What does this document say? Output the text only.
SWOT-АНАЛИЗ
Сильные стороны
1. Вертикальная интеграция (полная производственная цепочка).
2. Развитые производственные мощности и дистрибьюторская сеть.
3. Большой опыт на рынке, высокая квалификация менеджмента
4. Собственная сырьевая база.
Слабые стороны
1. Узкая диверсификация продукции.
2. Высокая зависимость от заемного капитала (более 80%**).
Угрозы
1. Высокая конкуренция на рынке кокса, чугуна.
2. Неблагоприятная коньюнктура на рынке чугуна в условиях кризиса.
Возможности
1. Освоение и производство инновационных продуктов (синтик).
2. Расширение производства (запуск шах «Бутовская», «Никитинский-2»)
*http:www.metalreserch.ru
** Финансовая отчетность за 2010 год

==

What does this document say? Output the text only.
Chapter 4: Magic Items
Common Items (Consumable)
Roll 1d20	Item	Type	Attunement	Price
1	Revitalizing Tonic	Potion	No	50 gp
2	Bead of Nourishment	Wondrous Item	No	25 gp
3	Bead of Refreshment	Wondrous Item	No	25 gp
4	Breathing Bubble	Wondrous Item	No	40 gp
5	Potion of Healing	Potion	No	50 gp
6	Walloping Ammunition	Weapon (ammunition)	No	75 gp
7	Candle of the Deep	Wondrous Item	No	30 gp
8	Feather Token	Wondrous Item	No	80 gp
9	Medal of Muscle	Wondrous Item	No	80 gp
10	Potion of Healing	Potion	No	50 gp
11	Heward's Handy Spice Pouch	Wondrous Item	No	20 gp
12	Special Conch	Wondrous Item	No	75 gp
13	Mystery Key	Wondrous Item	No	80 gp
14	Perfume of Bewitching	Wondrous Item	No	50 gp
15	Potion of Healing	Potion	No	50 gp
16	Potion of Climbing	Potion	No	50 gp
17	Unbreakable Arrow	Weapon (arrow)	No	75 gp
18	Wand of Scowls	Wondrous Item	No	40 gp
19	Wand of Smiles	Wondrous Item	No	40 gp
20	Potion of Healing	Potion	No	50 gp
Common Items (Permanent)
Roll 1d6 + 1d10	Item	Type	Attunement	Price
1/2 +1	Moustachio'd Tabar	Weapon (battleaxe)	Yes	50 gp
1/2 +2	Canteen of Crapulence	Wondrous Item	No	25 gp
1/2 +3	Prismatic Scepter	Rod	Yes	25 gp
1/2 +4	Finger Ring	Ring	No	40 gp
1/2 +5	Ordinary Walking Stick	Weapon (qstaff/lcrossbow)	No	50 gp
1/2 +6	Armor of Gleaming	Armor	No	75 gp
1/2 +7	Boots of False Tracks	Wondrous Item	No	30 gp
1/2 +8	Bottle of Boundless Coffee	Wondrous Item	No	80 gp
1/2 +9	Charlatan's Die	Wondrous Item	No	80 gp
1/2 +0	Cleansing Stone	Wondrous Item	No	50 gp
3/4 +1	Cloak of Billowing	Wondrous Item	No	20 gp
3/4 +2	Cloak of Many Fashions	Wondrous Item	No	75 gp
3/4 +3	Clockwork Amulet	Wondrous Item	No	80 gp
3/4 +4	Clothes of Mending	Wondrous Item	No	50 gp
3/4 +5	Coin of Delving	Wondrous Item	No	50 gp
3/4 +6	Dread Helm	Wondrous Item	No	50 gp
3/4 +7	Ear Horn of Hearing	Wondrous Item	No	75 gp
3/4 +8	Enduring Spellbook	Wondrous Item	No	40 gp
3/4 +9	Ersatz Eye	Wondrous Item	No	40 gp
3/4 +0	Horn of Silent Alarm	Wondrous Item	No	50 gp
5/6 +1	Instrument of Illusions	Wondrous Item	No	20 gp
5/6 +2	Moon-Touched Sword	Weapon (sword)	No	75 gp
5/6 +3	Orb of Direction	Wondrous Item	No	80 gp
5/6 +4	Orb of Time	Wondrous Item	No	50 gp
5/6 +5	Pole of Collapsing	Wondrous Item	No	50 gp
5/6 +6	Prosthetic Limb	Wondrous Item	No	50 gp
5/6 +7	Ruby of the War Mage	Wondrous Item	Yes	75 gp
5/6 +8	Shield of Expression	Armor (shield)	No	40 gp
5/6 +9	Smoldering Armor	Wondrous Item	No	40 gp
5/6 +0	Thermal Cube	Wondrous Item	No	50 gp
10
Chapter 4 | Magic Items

==

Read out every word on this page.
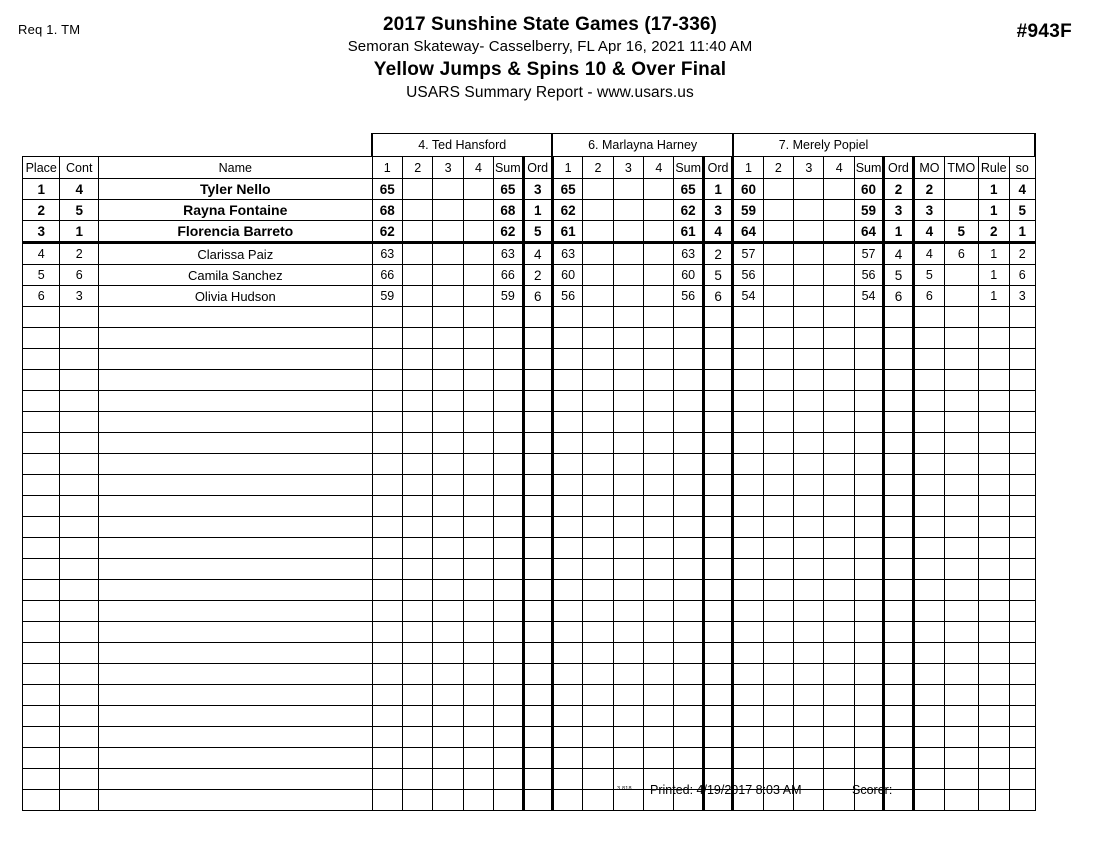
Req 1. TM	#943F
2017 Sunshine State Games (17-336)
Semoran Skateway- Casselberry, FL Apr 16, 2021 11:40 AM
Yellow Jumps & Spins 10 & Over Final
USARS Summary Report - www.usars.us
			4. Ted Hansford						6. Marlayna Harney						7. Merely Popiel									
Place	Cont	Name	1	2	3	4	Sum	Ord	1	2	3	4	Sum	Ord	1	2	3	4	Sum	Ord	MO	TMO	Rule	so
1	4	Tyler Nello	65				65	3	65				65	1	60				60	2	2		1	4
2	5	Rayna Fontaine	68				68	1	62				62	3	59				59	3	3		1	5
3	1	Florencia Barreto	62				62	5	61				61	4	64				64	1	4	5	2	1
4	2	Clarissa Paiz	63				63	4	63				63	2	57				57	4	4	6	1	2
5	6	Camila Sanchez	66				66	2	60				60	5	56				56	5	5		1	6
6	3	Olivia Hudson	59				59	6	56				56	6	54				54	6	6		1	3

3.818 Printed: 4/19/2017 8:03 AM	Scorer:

WRITTEN INSTRUCTION
Pick out each line containing "Roll" and report it.

THE RESULT
Roll 1d20	Item	Type	Attunement	Price
Roll 1d6 + 1d10	Item	Type	Attunement	Price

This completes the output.